====== Source records ======
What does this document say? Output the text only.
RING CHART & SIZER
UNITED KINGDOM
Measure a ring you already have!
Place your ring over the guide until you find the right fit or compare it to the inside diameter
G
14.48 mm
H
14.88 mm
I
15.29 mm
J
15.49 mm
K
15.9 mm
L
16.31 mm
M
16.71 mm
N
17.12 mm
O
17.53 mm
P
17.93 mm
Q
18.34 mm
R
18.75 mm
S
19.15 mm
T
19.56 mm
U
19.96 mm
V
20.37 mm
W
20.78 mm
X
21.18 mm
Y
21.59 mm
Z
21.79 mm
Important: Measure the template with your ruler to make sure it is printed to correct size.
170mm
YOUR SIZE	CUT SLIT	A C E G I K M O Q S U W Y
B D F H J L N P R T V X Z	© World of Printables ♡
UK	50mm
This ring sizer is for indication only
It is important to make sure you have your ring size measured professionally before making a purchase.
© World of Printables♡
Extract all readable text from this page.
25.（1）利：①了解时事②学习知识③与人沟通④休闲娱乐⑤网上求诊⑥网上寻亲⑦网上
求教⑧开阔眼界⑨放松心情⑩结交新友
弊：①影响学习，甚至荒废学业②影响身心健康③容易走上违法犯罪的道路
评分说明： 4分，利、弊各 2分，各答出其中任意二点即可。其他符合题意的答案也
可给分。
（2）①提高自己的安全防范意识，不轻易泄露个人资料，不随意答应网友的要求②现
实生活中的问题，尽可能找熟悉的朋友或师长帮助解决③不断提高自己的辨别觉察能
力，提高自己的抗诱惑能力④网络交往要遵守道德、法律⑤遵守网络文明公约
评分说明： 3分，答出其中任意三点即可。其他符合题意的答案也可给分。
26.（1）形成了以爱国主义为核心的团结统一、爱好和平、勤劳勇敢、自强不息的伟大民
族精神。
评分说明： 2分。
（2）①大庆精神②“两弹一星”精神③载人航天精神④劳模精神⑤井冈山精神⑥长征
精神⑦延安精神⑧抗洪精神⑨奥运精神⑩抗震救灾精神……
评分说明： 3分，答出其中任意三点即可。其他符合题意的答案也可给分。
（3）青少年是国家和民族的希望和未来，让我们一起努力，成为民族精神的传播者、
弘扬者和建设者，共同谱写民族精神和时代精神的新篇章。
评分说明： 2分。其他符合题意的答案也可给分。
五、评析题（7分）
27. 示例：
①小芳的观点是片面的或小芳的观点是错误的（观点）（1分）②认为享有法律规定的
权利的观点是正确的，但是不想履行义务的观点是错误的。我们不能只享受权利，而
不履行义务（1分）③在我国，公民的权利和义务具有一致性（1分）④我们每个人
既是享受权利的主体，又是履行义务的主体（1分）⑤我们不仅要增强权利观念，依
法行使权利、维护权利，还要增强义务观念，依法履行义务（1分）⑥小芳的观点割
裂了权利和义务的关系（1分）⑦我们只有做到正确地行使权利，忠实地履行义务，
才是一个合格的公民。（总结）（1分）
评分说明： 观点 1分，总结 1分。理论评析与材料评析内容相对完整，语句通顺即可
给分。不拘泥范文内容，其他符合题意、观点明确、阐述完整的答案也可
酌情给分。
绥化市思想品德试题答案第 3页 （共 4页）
======
__Exercise directions__. Every entry above should be retyped exactly as shown.

__Worked answer__.
What does this document say? Output the text only.
RING CHART & SIZER
UNITED KINGDOM
Measure a ring you already have!
Place your ring over the guide until you find the right fit or compare it to the inside diameter
G
14.48 mm
H
14.88 mm
I
15.29 mm
J
15.49 mm
K
15.9 mm
L
16.31 mm
M
16.71 mm
N
17.12 mm
O
17.53 mm
P
17.93 mm
Q
18.34 mm
R
18.75 mm
S
19.15 mm
T
19.56 mm
U
19.96 mm
V
20.37 mm
W
20.78 mm
X
21.18 mm
Y
21.59 mm
Z
21.79 mm
Important: Measure the template with your ruler to make sure it is printed to correct size.
170mm
YOUR SIZE	CUT SLIT	A C E G I K M O Q S U W Y
B D F H J L N P R T V X Z	© World of Printables ♡
UK	50mm
This ring sizer is for indication only
It is important to make sure you have your ring size measured professionally before making a purchase.
© World of Printables♡
Extract all readable text from this page.
25.（1）利：①了解时事②学习知识③与人沟通④休闲娱乐⑤网上求诊⑥网上寻亲⑦网上
求教⑧开阔眼界⑨放松心情⑩结交新友
弊：①影响学习，甚至荒废学业②影响身心健康③容易走上违法犯罪的道路
评分说明： 4分，利、弊各 2分，各答出其中任意二点即可。其他符合题意的答案也
可给分。
（2）①提高自己的安全防范意识，不轻易泄露个人资料，不随意答应网友的要求②现
实生活中的问题，尽可能找熟悉的朋友或师长帮助解决③不断提高自己的辨别觉察能
力，提高自己的抗诱惑能力④网络交往要遵守道德、法律⑤遵守网络文明公约
评分说明： 3分，答出其中任意三点即可。其他符合题意的答案也可给分。
26.（1）形成了以爱国主义为核心的团结统一、爱好和平、勤劳勇敢、自强不息的伟大民
族精神。
评分说明： 2分。
（2）①大庆精神②“两弹一星”精神③载人航天精神④劳模精神⑤井冈山精神⑥长征
精神⑦延安精神⑧抗洪精神⑨奥运精神⑩抗震救灾精神……
评分说明： 3分，答出其中任意三点即可。其他符合题意的答案也可给分。
（3）青少年是国家和民族的希望和未来，让我们一起努力，成为民族精神的传播者、
弘扬者和建设者，共同谱写民族精神和时代精神的新篇章。
评分说明： 2分。其他符合题意的答案也可给分。
五、评析题（7分）
27. 示例：
①小芳的观点是片面的或小芳的观点是错误的（观点）（1分）②认为享有法律规定的
权利的观点是正确的，但是不想履行义务的观点是错误的。我们不能只享受权利，而
不履行义务（1分）③在我国，公民的权利和义务具有一致性（1分）④我们每个人
既是享受权利的主体，又是履行义务的主体（1分）⑤我们不仅要增强权利观念，依
法行使权利、维护权利，还要增强义务观念，依法履行义务（1分）⑥小芳的观点割
裂了权利和义务的关系（1分）⑦我们只有做到正确地行使权利，忠实地履行义务，
才是一个合格的公民。（总结）（1分）
评分说明： 观点 1分，总结 1分。理论评析与材料评析内容相对完整，语句通顺即可
给分。不拘泥范文内容，其他符合题意、观点明确、阐述完整的答案也可
酌情给分。
绥化市思想品德试题答案第 3页 （共 4页）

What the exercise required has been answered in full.